Records about charts and figures
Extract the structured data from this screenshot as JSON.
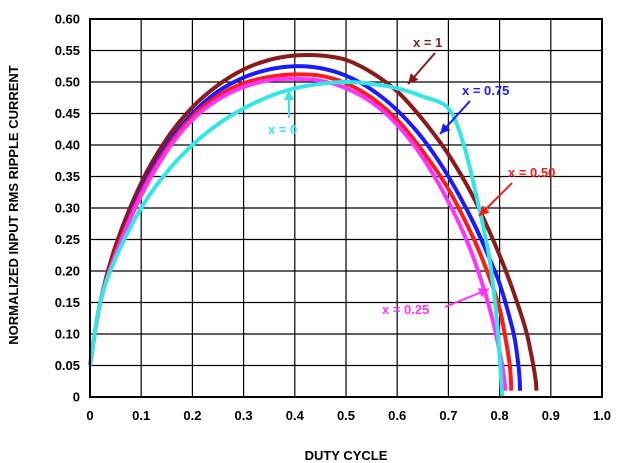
{
  "chart_data": {
    "type": "line",
    "title": "",
    "xlabel": "DUTY CYCLE",
    "ylabel": "NORMALIZED INPUT RMS RIPPLE CURRENT",
    "xlim": [
      0,
      1.0
    ],
    "ylim": [
      0,
      0.6
    ],
    "grid": true,
    "x_ticks": [
      "0",
      "0.1",
      "0.2",
      "0.3",
      "0.4",
      "0.5",
      "0.6",
      "0.7",
      "0.8",
      "0.9",
      "1.0"
    ],
    "y_ticks": [
      "0",
      "0.05",
      "0.10",
      "0.15",
      "0.20",
      "0.25",
      "0.30",
      "0.35",
      "0.40",
      "0.45",
      "0.50",
      "0.55",
      "0.60"
    ],
    "series": [
      {
        "name": "x = 1",
        "color": "#8b1a1a",
        "x": [
          0,
          0.02,
          0.05,
          0.1,
          0.15,
          0.2,
          0.25,
          0.3,
          0.35,
          0.4,
          0.45,
          0.5,
          0.55,
          0.6,
          0.65,
          0.7,
          0.75,
          0.8,
          0.83,
          0.85,
          0.86,
          0.87,
          0.872
        ],
        "y": [
          0.05,
          0.15,
          0.24,
          0.34,
          0.41,
          0.46,
          0.495,
          0.52,
          0.535,
          0.542,
          0.542,
          0.535,
          0.515,
          0.485,
          0.44,
          0.385,
          0.315,
          0.225,
          0.16,
          0.11,
          0.075,
          0.03,
          0.01
        ]
      },
      {
        "name": "x = 0.75",
        "color": "#1a1aff",
        "x": [
          0,
          0.02,
          0.05,
          0.1,
          0.15,
          0.2,
          0.25,
          0.3,
          0.35,
          0.4,
          0.45,
          0.5,
          0.55,
          0.6,
          0.65,
          0.7,
          0.75,
          0.78,
          0.8,
          0.82,
          0.83,
          0.838,
          0.84
        ],
        "y": [
          0.05,
          0.15,
          0.23,
          0.33,
          0.4,
          0.45,
          0.485,
          0.507,
          0.52,
          0.525,
          0.522,
          0.51,
          0.488,
          0.455,
          0.41,
          0.35,
          0.275,
          0.22,
          0.18,
          0.125,
          0.09,
          0.04,
          0.01
        ]
      },
      {
        "name": "x = 0.50",
        "color": "#ff1a1a",
        "x": [
          0,
          0.02,
          0.05,
          0.1,
          0.15,
          0.2,
          0.25,
          0.3,
          0.35,
          0.4,
          0.45,
          0.5,
          0.55,
          0.6,
          0.65,
          0.7,
          0.75,
          0.78,
          0.8,
          0.81,
          0.82,
          0.823
        ],
        "y": [
          0.05,
          0.15,
          0.23,
          0.325,
          0.395,
          0.445,
          0.478,
          0.498,
          0.508,
          0.512,
          0.51,
          0.498,
          0.475,
          0.44,
          0.39,
          0.33,
          0.25,
          0.19,
          0.14,
          0.1,
          0.05,
          0.01
        ]
      },
      {
        "name": "x = 0.25",
        "color": "#ff33ff",
        "x": [
          0,
          0.02,
          0.05,
          0.1,
          0.15,
          0.2,
          0.25,
          0.3,
          0.35,
          0.4,
          0.45,
          0.5,
          0.55,
          0.6,
          0.65,
          0.7,
          0.74,
          0.77,
          0.79,
          0.805,
          0.812
        ],
        "y": [
          0.05,
          0.15,
          0.225,
          0.32,
          0.39,
          0.44,
          0.472,
          0.492,
          0.503,
          0.505,
          0.502,
          0.49,
          0.468,
          0.432,
          0.38,
          0.31,
          0.24,
          0.17,
          0.11,
          0.05,
          0.01
        ]
      },
      {
        "name": "x = 0",
        "color": "#33e6e6",
        "x": [
          0,
          0.02,
          0.05,
          0.1,
          0.15,
          0.2,
          0.25,
          0.3,
          0.35,
          0.4,
          0.45,
          0.5,
          0.55,
          0.6,
          0.65,
          0.7,
          0.73,
          0.76,
          0.78,
          0.795,
          0.805
        ],
        "y": [
          0.05,
          0.15,
          0.22,
          0.3,
          0.357,
          0.4,
          0.433,
          0.458,
          0.477,
          0.49,
          0.497,
          0.5,
          0.497,
          0.49,
          0.477,
          0.458,
          0.4,
          0.3,
          0.22,
          0.12,
          0.0
        ]
      }
    ],
    "annotations": [
      {
        "text": "x = 1",
        "color": "#8b1a1a"
      },
      {
        "text": "x = 0.75",
        "color": "#1a1aff"
      },
      {
        "text": "x = 0.50",
        "color": "#ff1a1a"
      },
      {
        "text": "x = 0.25",
        "color": "#ff33ff"
      },
      {
        "text": "x = 0",
        "color": "#33e6e6"
      }
    ]
  }
}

▶ _Stated task_: Except for the pictures, copy every line of the records above exactly.

▶ _Result of this exercise_:
Extract the structured data from this screenshot as JSON.
{
  "chart_data": {
    "type": "line",
    "title": "",
    "xlabel": "DUTY CYCLE",
    "ylabel": "NORMALIZED INPUT RMS RIPPLE CURRENT",
    "xlim": [
      0,
      1.0
    ],
    "ylim": [
      0,
      0.6
    ],
    "grid": true,
    "x_ticks": [
      "0",
      "0.1",
      "0.2",
      "0.3",
      "0.4",
      "0.5",
      "0.6",
      "0.7",
      "0.8",
      "0.9",
      "1.0"
    ],
    "y_ticks": [
      "0",
      "0.05",
      "0.10",
      "0.15",
      "0.20",
      "0.25",
      "0.30",
      "0.35",
      "0.40",
      "0.45",
      "0.50",
      "0.55",
      "0.60"
    ],
    "series": [
      {
        "name": "x = 1",
        "color": "#8b1a1a",
        "x": [
          0,
          0.02,
          0.05,
          0.1,
          0.15,
          0.2,
          0.25,
          0.3,
          0.35,
          0.4,
          0.45,
          0.5,
          0.55,
          0.6,
          0.65,
          0.7,
          0.75,
          0.8,
          0.83,
          0.85,
          0.86,
          0.87,
          0.872
        ],
        "y": [
          0.05,
          0.15,
          0.24,
          0.34,
          0.41,
          0.46,
          0.495,
          0.52,
          0.535,
          0.542,
          0.542,
          0.535,
          0.515,
          0.485,
          0.44,
          0.385,
          0.315,
          0.225,
          0.16,
          0.11,
          0.075,
          0.03,
          0.01
        ]
      },
      {
        "name": "x = 0.75",
        "color": "#1a1aff",
        "x": [
          0,
          0.02,
          0.05,
          0.1,
          0.15,
          0.2,
          0.25,
          0.3,
          0.35,
          0.4,
          0.45,
          0.5,
          0.55,
          0.6,
          0.65,
          0.7,
          0.75,
          0.78,
          0.8,
          0.82,
          0.83,
          0.838,
          0.84
        ],
        "y": [
          0.05,
          0.15,
          0.23,
          0.33,
          0.4,
          0.45,
          0.485,
          0.507,
          0.52,
          0.525,
          0.522,
          0.51,
          0.488,
          0.455,
          0.41,
          0.35,
          0.275,
          0.22,
          0.18,
          0.125,
          0.09,
          0.04,
          0.01
        ]
      },
      {
        "name": "x = 0.50",
        "color": "#ff1a1a",
        "x": [
          0,
          0.02,
          0.05,
          0.1,
          0.15,
          0.2,
          0.25,
          0.3,
          0.35,
          0.4,
          0.45,
          0.5,
          0.55,
          0.6,
          0.65,
          0.7,
          0.75,
          0.78,
          0.8,
          0.81,
          0.82,
          0.823
        ],
        "y": [
          0.05,
          0.15,
          0.23,
          0.325,
          0.395,
          0.445,
          0.478,
          0.498,
          0.508,
          0.512,
          0.51,
          0.498,
          0.475,
          0.44,
          0.39,
          0.33,
          0.25,
          0.19,
          0.14,
          0.1,
          0.05,
          0.01
        ]
      },
      {
        "name": "x = 0.25",
        "color": "#ff33ff",
        "x": [
          0,
          0.02,
          0.05,
          0.1,
          0.15,
          0.2,
          0.25,
          0.3,
          0.35,
          0.4,
          0.45,
          0.5,
          0.55,
          0.6,
          0.65,
          0.7,
          0.74,
          0.77,
          0.79,
          0.805,
          0.812
        ],
        "y": [
          0.05,
          0.15,
          0.225,
          0.32,
          0.39,
          0.44,
          0.472,
          0.492,
          0.503,
          0.505,
          0.502,
          0.49,
          0.468,
          0.432,
          0.38,
          0.31,
          0.24,
          0.17,
          0.11,
          0.05,
          0.01
        ]
      },
      {
        "name": "x = 0",
        "color": "#33e6e6",
        "x": [
          0,
          0.02,
          0.05,
          0.1,
          0.15,
          0.2,
          0.25,
          0.3,
          0.35,
          0.4,
          0.45,
          0.5,
          0.55,
          0.6,
          0.65,
          0.7,
          0.73,
          0.76,
          0.78,
          0.795,
          0.805
        ],
        "y": [
          0.05,
          0.15,
          0.22,
          0.3,
          0.357,
          0.4,
          0.433,
          0.458,
          0.477,
          0.49,
          0.497,
          0.5,
          0.497,
          0.49,
          0.477,
          0.458,
          0.4,
          0.3,
          0.22,
          0.12,
          0.0
        ]
      }
    ],
    "annotations": [
      {
        "text": "x = 1",
        "color": "#8b1a1a"
      },
      {
        "text": "x = 0.75",
        "color": "#1a1aff"
      },
      {
        "text": "x = 0.50",
        "color": "#ff1a1a"
      },
      {
        "text": "x = 0.25",
        "color": "#ff33ff"
      },
      {
        "text": "x = 0",
        "color": "#33e6e6"
      }
    ]
  }
}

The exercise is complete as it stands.